Data provided >>
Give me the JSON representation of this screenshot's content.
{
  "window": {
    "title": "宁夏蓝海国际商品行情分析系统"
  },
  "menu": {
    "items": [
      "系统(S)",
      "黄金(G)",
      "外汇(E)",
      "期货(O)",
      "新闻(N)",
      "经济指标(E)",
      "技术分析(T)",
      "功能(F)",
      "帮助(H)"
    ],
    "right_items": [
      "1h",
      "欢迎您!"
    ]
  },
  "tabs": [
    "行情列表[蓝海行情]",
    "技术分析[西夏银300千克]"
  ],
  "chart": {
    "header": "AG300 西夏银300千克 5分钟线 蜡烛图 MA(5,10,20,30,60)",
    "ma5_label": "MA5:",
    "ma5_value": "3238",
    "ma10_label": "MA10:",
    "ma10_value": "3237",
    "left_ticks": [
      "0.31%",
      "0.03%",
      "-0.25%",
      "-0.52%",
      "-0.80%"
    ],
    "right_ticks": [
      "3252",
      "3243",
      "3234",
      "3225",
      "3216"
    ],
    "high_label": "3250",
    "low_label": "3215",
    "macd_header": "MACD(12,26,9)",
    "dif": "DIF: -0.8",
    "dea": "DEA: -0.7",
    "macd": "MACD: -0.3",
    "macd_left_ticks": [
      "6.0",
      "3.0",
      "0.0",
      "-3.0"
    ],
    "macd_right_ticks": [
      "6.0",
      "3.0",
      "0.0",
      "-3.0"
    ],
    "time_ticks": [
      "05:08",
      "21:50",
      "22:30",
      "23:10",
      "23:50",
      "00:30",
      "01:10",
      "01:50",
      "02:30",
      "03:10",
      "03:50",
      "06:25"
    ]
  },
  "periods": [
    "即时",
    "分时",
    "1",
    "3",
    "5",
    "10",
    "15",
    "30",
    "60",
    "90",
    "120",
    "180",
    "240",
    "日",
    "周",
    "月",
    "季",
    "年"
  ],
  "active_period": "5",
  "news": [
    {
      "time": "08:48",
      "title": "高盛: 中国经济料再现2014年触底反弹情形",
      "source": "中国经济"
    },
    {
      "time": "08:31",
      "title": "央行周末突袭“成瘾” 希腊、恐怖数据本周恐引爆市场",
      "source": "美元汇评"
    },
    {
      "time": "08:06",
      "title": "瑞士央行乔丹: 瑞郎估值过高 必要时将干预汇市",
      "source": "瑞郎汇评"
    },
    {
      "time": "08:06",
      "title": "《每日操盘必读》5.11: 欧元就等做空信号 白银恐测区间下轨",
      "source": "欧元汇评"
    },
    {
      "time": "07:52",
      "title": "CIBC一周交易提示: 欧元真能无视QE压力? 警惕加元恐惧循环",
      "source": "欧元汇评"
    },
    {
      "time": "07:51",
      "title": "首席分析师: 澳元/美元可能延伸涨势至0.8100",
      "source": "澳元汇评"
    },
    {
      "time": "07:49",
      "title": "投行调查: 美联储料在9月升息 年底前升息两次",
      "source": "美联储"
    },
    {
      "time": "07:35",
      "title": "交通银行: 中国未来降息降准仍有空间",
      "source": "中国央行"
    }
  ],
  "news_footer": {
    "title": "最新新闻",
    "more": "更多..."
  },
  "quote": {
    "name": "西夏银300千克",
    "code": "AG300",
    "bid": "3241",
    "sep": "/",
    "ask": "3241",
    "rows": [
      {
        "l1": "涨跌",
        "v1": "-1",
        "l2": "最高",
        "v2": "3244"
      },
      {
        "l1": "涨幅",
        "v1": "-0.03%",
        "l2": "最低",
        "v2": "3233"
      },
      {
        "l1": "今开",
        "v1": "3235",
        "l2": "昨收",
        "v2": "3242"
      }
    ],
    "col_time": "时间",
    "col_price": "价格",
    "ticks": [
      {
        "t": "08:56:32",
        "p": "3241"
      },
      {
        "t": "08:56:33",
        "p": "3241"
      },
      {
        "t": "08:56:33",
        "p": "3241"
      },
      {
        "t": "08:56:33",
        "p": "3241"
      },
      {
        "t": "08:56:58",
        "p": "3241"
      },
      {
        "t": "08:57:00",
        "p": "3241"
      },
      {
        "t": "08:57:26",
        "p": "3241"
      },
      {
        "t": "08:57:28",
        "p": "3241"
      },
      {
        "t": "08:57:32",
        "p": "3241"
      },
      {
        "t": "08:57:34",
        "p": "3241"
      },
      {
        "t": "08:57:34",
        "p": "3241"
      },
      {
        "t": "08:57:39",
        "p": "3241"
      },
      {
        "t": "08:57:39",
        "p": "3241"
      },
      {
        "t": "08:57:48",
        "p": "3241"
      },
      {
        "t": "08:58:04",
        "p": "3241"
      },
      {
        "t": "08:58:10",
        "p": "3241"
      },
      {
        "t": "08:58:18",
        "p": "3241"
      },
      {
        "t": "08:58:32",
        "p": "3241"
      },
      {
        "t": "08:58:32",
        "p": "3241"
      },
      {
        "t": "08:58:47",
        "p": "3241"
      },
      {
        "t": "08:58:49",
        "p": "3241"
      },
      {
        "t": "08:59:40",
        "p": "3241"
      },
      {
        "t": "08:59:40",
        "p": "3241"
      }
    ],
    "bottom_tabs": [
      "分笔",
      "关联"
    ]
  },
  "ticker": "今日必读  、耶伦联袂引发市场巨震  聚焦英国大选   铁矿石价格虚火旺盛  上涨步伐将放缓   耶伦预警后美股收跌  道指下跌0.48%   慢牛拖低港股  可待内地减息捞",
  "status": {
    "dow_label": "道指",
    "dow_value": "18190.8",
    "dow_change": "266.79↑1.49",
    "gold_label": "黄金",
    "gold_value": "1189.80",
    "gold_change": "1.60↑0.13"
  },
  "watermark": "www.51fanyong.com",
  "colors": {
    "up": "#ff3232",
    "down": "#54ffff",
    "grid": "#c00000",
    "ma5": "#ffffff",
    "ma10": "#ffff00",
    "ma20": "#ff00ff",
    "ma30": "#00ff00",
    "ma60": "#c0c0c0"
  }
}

Prompt >>
Return all of the data exactly as it reads.

Answer to this task >>
Give me the JSON representation of this screenshot's content.
{
  "window": {
    "title": "宁夏蓝海国际商品行情分析系统"
  },
  "menu": {
    "items": [
      "系统(S)",
      "黄金(G)",
      "外汇(E)",
      "期货(O)",
      "新闻(N)",
      "经济指标(E)",
      "技术分析(T)",
      "功能(F)",
      "帮助(H)"
    ],
    "right_items": [
      "1h",
      "欢迎您!"
    ]
  },
  "tabs": [
    "行情列表[蓝海行情]",
    "技术分析[西夏银300千克]"
  ],
  "chart": {
    "header": "AG300 西夏银300千克 5分钟线 蜡烛图 MA(5,10,20,30,60)",
    "ma5_label": "MA5:",
    "ma5_value": "3238",
    "ma10_label": "MA10:",
    "ma10_value": "3237",
    "left_ticks": [
      "0.31%",
      "0.03%",
      "-0.25%",
      "-0.52%",
      "-0.80%"
    ],
    "right_ticks": [
      "3252",
      "3243",
      "3234",
      "3225",
      "3216"
    ],
    "high_label": "3250",
    "low_label": "3215",
    "macd_header": "MACD(12,26,9)",
    "dif": "DIF: -0.8",
    "dea": "DEA: -0.7",
    "macd": "MACD: -0.3",
    "macd_left_ticks": [
      "6.0",
      "3.0",
      "0.0",
      "-3.0"
    ],
    "macd_right_ticks": [
      "6.0",
      "3.0",
      "0.0",
      "-3.0"
    ],
    "time_ticks": [
      "05:08",
      "21:50",
      "22:30",
      "23:10",
      "23:50",
      "00:30",
      "01:10",
      "01:50",
      "02:30",
      "03:10",
      "03:50",
      "06:25"
    ]
  },
  "periods": [
    "即时",
    "分时",
    "1",
    "3",
    "5",
    "10",
    "15",
    "30",
    "60",
    "90",
    "120",
    "180",
    "240",
    "日",
    "周",
    "月",
    "季",
    "年"
  ],
  "active_period": "5",
  "news": [
    {
      "time": "08:48",
      "title": "高盛: 中国经济料再现2014年触底反弹情形",
      "source": "中国经济"
    },
    {
      "time": "08:31",
      "title": "央行周末突袭“成瘾” 希腊、恐怖数据本周恐引爆市场",
      "source": "美元汇评"
    },
    {
      "time": "08:06",
      "title": "瑞士央行乔丹: 瑞郎估值过高 必要时将干预汇市",
      "source": "瑞郎汇评"
    },
    {
      "time": "08:06",
      "title": "《每日操盘必读》5.11: 欧元就等做空信号 白银恐测区间下轨",
      "source": "欧元汇评"
    },
    {
      "time": "07:52",
      "title": "CIBC一周交易提示: 欧元真能无视QE压力? 警惕加元恐惧循环",
      "source": "欧元汇评"
    },
    {
      "time": "07:51",
      "title": "首席分析师: 澳元/美元可能延伸涨势至0.8100",
      "source": "澳元汇评"
    },
    {
      "time": "07:49",
      "title": "投行调查: 美联储料在9月升息 年底前升息两次",
      "source": "美联储"
    },
    {
      "time": "07:35",
      "title": "交通银行: 中国未来降息降准仍有空间",
      "source": "中国央行"
    }
  ],
  "news_footer": {
    "title": "最新新闻",
    "more": "更多..."
  },
  "quote": {
    "name": "西夏银300千克",
    "code": "AG300",
    "bid": "3241",
    "sep": "/",
    "ask": "3241",
    "rows": [
      {
        "l1": "涨跌",
        "v1": "-1",
        "l2": "最高",
        "v2": "3244"
      },
      {
        "l1": "涨幅",
        "v1": "-0.03%",
        "l2": "最低",
        "v2": "3233"
      },
      {
        "l1": "今开",
        "v1": "3235",
        "l2": "昨收",
        "v2": "3242"
      }
    ],
    "col_time": "时间",
    "col_price": "价格",
    "ticks": [
      {
        "t": "08:56:32",
        "p": "3241"
      },
      {
        "t": "08:56:33",
        "p": "3241"
      },
      {
        "t": "08:56:33",
        "p": "3241"
      },
      {
        "t": "08:56:33",
        "p": "3241"
      },
      {
        "t": "08:56:58",
        "p": "3241"
      },
      {
        "t": "08:57:00",
        "p": "3241"
      },
      {
        "t": "08:57:26",
        "p": "3241"
      },
      {
        "t": "08:57:28",
        "p": "3241"
      },
      {
        "t": "08:57:32",
        "p": "3241"
      },
      {
        "t": "08:57:34",
        "p": "3241"
      },
      {
        "t": "08:57:34",
        "p": "3241"
      },
      {
        "t": "08:57:39",
        "p": "3241"
      },
      {
        "t": "08:57:39",
        "p": "3241"
      },
      {
        "t": "08:57:48",
        "p": "3241"
      },
      {
        "t": "08:58:04",
        "p": "3241"
      },
      {
        "t": "08:58:10",
        "p": "3241"
      },
      {
        "t": "08:58:18",
        "p": "3241"
      },
      {
        "t": "08:58:32",
        "p": "3241"
      },
      {
        "t": "08:58:32",
        "p": "3241"
      },
      {
        "t": "08:58:47",
        "p": "3241"
      },
      {
        "t": "08:58:49",
        "p": "3241"
      },
      {
        "t": "08:59:40",
        "p": "3241"
      },
      {
        "t": "08:59:40",
        "p": "3241"
      }
    ],
    "bottom_tabs": [
      "分笔",
      "关联"
    ]
  },
  "ticker": "今日必读  、耶伦联袂引发市场巨震  聚焦英国大选   铁矿石价格虚火旺盛  上涨步伐将放缓   耶伦预警后美股收跌  道指下跌0.48%   慢牛拖低港股  可待内地减息捞",
  "status": {
    "dow_label": "道指",
    "dow_value": "18190.8",
    "dow_change": "266.79↑1.49",
    "gold_label": "黄金",
    "gold_value": "1189.80",
    "gold_change": "1.60↑0.13"
  },
  "watermark": "www.51fanyong.com",
  "colors": {
    "up": "#ff3232",
    "down": "#54ffff",
    "grid": "#c00000",
    "ma5": "#ffffff",
    "ma10": "#ffff00",
    "ma20": "#ff00ff",
    "ma30": "#00ff00",
    "ma60": "#c0c0c0"
  }
}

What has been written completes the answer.